WHAT THE EXERCISE ASKS:
Rewrite everything from the start of the items down to the line containing "send-icon[interactable]: ▷ [13,378,37,402]", with "Shoonya Admin" changed to "Project Admin" and nothing else altered.

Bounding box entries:
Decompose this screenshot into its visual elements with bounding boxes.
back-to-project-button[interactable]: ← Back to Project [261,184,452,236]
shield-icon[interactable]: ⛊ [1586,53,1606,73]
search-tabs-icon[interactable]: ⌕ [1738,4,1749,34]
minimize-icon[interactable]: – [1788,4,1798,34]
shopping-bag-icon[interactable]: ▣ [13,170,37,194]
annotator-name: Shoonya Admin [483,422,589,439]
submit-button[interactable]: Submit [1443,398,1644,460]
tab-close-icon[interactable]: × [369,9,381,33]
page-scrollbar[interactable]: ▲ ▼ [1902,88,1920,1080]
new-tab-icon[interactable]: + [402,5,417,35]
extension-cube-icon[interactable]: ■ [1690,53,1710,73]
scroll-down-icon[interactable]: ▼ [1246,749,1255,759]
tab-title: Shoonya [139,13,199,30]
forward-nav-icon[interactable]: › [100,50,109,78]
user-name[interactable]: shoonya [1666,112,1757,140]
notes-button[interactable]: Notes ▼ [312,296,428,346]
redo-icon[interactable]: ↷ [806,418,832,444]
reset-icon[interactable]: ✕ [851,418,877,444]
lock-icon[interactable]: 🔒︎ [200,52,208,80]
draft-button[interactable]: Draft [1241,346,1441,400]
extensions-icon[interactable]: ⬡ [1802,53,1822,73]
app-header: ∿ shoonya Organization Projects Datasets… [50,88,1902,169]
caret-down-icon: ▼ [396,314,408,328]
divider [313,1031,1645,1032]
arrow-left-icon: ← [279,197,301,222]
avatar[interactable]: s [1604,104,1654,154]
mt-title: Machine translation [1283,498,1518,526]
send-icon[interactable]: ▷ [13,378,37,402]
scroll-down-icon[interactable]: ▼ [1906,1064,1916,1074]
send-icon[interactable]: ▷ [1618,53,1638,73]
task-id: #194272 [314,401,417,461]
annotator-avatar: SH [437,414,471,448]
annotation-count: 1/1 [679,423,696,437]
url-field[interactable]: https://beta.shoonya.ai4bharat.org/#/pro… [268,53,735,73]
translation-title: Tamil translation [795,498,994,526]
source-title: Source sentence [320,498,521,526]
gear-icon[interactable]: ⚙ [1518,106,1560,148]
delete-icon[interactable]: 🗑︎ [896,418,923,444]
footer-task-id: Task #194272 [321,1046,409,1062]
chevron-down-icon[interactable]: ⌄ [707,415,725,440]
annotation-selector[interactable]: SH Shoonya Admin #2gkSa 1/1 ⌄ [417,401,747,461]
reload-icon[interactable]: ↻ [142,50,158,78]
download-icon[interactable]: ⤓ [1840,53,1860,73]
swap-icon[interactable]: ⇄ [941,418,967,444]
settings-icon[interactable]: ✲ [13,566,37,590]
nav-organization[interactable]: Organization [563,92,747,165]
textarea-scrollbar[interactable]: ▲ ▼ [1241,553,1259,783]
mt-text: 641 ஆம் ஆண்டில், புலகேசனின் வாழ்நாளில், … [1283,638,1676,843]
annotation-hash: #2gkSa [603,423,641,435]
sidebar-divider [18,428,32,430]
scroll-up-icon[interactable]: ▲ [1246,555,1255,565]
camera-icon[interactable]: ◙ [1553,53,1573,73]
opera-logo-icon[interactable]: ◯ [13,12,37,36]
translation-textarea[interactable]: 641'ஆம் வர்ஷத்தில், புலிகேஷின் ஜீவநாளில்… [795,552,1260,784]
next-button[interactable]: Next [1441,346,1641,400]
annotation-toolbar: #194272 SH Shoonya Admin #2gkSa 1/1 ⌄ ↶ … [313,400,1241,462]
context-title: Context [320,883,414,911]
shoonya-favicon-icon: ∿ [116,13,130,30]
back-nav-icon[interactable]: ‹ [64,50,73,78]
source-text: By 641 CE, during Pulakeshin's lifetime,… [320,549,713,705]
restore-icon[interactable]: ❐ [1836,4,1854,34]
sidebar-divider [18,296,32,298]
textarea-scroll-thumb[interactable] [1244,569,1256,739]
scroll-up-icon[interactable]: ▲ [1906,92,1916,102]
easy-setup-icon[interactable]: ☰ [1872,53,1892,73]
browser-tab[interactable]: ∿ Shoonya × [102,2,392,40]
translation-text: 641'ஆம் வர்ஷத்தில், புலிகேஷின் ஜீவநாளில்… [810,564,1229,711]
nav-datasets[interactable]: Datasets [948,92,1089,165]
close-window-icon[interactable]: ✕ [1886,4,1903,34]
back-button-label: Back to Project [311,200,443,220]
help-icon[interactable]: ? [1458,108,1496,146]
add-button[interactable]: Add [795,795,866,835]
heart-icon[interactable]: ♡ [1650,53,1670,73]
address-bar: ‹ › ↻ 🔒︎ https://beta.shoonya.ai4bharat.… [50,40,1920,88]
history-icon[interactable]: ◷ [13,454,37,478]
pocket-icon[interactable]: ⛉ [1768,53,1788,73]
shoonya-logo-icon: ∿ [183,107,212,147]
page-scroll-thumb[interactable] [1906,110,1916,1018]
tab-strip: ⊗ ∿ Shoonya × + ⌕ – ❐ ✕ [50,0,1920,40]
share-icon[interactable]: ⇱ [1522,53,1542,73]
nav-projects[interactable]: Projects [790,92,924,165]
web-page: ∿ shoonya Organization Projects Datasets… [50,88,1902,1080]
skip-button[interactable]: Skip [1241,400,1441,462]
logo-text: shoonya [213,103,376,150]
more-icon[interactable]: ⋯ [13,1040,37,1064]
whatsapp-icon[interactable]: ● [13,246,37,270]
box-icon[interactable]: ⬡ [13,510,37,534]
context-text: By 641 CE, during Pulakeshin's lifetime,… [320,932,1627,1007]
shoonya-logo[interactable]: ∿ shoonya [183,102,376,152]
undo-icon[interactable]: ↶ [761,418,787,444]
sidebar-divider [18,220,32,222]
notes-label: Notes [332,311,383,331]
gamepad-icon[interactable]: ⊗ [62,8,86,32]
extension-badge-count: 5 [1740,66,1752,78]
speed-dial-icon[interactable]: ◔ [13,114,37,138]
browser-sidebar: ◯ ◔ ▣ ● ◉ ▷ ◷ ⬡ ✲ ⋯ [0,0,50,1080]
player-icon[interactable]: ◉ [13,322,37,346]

COMPLETE OUTPUT:
Decompose this screenshot into its visual elements with bounding boxes.
back-to-project-button[interactable]: ← Back to Project [261,184,452,236]
shield-icon[interactable]: ⛊ [1586,53,1606,73]
search-tabs-icon[interactable]: ⌕ [1738,4,1749,34]
minimize-icon[interactable]: – [1788,4,1798,34]
shopping-bag-icon[interactable]: ▣ [13,170,37,194]
annotator-name: Project Admin [483,422,589,439]
submit-button[interactable]: Submit [1443,398,1644,460]
tab-close-icon[interactable]: × [369,9,381,33]
page-scrollbar[interactable]: ▲ ▼ [1902,88,1920,1080]
new-tab-icon[interactable]: + [402,5,417,35]
extension-cube-icon[interactable]: ■ [1690,53,1710,73]
scroll-down-icon[interactable]: ▼ [1246,749,1255,759]
tab-title: Shoonya [139,13,199,30]
forward-nav-icon[interactable]: › [100,50,109,78]
user-name[interactable]: shoonya [1666,112,1757,140]
notes-button[interactable]: Notes ▼ [312,296,428,346]
redo-icon[interactable]: ↷ [806,418,832,444]
reset-icon[interactable]: ✕ [851,418,877,444]
lock-icon[interactable]: 🔒︎ [200,52,208,80]
draft-button[interactable]: Draft [1241,346,1441,400]
extensions-icon[interactable]: ⬡ [1802,53,1822,73]
app-header: ∿ shoonya Organization Projects Datasets… [50,88,1902,169]
caret-down-icon: ▼ [396,314,408,328]
divider [313,1031,1645,1032]
arrow-left-icon: ← [279,197,301,222]
avatar[interactable]: s [1604,104,1654,154]
mt-title: Machine translation [1283,498,1518,526]
send-icon[interactable]: ▷ [13,378,37,402]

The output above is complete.